Exercise: Scan the data below and report how many lines include the word "JSON". Nothing else is wanted.

The records:

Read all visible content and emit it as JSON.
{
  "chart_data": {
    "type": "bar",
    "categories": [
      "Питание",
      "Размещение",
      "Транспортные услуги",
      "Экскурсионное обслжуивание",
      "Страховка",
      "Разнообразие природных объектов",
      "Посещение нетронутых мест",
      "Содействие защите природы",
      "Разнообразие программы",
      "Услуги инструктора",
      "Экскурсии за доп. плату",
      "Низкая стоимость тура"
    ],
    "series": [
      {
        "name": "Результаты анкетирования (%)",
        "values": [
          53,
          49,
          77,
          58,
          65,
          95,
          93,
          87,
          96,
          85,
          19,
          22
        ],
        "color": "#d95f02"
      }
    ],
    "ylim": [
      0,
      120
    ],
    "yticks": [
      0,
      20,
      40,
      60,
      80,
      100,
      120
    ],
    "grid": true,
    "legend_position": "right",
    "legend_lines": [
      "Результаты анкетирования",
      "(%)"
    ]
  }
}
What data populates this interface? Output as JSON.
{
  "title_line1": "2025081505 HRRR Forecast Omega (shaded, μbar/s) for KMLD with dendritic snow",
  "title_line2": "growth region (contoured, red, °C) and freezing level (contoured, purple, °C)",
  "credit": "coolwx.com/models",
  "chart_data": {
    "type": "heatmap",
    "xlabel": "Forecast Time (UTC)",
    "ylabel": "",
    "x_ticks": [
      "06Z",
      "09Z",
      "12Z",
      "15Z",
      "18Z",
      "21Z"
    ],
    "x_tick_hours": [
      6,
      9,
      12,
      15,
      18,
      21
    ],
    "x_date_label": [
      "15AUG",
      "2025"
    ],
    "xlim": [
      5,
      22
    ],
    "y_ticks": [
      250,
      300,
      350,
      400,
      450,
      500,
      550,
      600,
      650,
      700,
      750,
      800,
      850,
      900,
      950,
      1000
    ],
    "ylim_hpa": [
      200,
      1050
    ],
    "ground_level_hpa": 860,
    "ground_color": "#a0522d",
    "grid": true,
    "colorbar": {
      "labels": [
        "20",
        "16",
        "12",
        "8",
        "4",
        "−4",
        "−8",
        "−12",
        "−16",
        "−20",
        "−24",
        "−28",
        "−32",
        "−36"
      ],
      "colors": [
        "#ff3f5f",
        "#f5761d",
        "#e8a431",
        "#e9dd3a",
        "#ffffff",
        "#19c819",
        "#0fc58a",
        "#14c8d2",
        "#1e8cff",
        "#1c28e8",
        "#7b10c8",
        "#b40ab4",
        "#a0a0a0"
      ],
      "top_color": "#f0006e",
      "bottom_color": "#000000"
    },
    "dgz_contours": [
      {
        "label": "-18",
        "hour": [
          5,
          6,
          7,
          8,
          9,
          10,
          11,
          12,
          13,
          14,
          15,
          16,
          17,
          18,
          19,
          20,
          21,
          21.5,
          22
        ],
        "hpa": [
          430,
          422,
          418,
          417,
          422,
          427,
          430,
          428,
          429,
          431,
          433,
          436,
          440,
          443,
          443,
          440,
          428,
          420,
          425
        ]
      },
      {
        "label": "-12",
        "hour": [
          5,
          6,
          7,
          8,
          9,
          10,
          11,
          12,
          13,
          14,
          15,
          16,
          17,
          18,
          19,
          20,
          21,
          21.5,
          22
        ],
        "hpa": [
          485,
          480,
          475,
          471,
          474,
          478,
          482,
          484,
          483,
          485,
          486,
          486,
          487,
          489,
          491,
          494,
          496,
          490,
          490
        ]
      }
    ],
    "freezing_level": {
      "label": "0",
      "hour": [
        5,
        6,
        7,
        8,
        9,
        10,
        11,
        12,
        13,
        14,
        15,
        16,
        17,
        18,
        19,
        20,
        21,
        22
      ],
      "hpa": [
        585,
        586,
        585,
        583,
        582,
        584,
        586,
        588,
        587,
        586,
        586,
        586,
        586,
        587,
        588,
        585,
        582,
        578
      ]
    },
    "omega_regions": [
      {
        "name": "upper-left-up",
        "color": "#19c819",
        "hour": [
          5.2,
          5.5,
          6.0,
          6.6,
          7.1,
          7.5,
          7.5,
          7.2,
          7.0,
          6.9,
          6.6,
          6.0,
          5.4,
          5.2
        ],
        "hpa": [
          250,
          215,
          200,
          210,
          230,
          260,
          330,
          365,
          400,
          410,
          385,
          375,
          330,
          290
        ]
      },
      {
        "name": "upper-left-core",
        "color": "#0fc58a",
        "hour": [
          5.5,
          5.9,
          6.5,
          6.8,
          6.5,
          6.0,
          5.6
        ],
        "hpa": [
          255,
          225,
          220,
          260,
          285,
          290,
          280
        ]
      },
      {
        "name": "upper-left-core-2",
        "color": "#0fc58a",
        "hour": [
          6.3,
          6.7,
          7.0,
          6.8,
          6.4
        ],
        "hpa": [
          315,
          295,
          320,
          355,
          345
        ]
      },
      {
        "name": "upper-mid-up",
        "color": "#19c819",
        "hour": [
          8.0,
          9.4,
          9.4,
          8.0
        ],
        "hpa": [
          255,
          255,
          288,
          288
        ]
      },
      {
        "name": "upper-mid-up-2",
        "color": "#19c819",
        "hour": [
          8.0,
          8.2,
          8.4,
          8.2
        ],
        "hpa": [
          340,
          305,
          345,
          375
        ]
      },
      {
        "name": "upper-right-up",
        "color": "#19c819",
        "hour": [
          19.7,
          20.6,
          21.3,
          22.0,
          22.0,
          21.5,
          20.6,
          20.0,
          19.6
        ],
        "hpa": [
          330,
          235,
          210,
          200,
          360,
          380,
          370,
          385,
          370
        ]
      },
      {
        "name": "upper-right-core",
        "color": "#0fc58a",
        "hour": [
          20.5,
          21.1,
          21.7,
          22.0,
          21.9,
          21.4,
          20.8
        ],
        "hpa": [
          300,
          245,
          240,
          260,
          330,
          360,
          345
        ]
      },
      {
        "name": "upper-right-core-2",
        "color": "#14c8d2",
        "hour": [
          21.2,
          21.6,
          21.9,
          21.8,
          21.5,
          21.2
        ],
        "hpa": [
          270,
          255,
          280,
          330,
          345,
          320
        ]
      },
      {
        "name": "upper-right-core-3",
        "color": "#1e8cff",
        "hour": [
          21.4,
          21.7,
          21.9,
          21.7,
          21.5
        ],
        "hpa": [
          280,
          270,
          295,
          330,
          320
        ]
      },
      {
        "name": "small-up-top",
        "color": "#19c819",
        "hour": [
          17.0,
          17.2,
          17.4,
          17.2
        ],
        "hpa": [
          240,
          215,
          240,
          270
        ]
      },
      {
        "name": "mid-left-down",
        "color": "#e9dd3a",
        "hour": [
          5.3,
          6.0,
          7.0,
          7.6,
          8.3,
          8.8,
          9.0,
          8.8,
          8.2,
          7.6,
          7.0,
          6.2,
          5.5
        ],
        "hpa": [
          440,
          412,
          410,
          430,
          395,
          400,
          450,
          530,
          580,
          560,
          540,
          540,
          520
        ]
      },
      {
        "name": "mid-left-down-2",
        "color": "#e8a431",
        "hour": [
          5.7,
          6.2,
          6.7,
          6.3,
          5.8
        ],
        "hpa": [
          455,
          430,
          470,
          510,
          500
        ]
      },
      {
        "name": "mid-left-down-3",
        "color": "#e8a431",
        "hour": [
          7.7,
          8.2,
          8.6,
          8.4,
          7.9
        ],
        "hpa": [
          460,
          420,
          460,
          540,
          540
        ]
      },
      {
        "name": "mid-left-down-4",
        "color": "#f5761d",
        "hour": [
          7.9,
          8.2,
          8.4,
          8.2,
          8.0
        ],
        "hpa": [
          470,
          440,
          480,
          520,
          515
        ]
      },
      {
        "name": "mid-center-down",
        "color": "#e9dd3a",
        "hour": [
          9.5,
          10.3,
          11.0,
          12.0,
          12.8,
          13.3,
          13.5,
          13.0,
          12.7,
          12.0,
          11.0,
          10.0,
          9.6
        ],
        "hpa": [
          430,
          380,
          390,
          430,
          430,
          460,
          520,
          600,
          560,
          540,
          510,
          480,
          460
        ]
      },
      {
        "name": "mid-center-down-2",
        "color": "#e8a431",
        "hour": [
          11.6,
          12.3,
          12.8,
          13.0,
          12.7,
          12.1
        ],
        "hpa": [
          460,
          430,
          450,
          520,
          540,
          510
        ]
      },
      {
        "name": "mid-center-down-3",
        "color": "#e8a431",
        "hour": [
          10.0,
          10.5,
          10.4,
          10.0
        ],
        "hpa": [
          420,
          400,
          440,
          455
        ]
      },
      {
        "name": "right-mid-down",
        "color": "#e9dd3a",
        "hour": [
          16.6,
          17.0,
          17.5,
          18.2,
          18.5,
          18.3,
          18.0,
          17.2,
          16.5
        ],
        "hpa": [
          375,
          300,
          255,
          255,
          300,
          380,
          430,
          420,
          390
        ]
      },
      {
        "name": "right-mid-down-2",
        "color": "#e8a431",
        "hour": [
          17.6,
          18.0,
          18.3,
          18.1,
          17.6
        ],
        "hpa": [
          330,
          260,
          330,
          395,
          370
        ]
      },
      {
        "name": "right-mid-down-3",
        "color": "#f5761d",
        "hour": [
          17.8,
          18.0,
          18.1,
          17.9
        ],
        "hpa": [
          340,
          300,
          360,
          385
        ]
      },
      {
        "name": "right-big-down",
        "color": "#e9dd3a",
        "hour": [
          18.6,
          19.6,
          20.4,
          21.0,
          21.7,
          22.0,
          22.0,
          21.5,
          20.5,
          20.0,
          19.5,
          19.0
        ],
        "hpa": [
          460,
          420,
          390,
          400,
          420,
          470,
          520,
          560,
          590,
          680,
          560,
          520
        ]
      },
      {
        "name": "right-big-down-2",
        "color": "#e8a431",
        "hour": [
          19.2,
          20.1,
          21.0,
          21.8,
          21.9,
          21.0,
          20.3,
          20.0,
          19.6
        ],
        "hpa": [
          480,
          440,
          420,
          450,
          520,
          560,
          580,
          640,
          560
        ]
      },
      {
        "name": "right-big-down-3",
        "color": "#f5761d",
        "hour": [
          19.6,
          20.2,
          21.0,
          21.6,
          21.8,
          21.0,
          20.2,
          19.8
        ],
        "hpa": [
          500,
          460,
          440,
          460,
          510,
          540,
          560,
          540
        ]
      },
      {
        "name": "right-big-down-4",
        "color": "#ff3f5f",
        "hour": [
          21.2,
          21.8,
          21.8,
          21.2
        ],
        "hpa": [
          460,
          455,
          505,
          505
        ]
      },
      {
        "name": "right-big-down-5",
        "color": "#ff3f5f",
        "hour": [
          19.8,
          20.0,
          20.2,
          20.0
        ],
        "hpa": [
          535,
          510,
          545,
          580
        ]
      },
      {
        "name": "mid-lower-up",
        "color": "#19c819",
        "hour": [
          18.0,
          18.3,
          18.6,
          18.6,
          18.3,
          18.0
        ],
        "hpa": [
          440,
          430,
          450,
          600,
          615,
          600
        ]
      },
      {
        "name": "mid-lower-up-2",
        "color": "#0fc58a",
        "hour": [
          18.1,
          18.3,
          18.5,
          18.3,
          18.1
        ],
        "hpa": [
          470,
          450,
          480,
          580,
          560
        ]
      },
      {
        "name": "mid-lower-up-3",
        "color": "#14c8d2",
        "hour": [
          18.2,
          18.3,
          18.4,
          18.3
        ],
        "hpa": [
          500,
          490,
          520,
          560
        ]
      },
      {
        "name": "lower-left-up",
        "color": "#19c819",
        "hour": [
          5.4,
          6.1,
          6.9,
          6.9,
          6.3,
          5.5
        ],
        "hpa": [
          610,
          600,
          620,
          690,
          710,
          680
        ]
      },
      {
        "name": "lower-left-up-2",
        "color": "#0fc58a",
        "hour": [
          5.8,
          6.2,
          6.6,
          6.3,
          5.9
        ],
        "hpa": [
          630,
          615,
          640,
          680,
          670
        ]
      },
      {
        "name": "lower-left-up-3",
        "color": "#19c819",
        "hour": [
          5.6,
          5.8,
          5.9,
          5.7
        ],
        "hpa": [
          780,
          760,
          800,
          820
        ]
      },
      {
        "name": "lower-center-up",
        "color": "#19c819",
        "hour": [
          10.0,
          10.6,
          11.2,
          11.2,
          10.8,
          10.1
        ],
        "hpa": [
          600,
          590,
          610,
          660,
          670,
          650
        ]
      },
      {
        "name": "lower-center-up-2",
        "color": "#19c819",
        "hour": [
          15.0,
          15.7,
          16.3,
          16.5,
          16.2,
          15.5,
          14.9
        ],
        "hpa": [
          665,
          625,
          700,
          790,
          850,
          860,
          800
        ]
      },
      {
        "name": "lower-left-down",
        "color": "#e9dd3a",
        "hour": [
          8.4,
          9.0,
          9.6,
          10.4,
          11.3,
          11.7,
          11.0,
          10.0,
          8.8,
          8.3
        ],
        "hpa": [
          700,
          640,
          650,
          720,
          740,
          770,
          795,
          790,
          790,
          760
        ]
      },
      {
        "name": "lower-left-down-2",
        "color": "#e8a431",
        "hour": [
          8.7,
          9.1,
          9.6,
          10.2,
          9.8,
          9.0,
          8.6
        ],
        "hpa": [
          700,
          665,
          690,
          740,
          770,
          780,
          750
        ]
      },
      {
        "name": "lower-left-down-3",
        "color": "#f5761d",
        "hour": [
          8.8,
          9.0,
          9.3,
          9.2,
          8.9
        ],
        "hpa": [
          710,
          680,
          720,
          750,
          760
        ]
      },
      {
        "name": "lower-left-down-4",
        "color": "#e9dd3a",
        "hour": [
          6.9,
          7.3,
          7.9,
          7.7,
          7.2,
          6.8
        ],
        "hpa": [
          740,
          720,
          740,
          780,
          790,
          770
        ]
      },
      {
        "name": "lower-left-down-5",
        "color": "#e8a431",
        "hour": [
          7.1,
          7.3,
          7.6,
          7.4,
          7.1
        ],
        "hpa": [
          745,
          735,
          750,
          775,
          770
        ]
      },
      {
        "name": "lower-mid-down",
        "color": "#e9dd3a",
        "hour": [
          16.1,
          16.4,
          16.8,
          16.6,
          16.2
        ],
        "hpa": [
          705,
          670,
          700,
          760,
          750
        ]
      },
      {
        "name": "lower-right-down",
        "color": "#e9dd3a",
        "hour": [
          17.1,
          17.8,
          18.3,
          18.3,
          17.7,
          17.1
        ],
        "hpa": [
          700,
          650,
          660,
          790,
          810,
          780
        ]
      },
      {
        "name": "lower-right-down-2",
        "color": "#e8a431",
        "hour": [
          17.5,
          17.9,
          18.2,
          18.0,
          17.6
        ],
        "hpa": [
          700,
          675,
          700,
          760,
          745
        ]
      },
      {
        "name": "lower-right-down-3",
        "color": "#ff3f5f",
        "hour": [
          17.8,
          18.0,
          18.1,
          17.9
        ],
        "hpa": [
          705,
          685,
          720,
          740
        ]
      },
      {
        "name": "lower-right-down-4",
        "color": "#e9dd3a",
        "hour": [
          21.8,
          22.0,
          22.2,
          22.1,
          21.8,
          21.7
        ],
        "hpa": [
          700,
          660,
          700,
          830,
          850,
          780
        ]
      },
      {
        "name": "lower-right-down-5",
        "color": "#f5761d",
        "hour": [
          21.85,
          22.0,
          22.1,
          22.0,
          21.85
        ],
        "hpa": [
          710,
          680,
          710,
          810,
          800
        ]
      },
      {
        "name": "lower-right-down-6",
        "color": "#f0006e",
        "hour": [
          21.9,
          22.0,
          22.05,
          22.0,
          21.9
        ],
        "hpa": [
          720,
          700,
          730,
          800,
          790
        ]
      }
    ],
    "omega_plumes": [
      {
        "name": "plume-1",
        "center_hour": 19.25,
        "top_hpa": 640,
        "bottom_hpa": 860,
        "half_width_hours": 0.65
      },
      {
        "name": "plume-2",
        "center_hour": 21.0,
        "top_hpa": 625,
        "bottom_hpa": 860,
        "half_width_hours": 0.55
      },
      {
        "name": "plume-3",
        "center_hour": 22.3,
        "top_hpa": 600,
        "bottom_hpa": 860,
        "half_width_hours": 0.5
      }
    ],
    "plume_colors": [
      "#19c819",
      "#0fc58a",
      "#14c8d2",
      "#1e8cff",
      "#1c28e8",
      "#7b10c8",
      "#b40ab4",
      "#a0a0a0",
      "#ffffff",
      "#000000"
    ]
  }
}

Solution to the problem: 2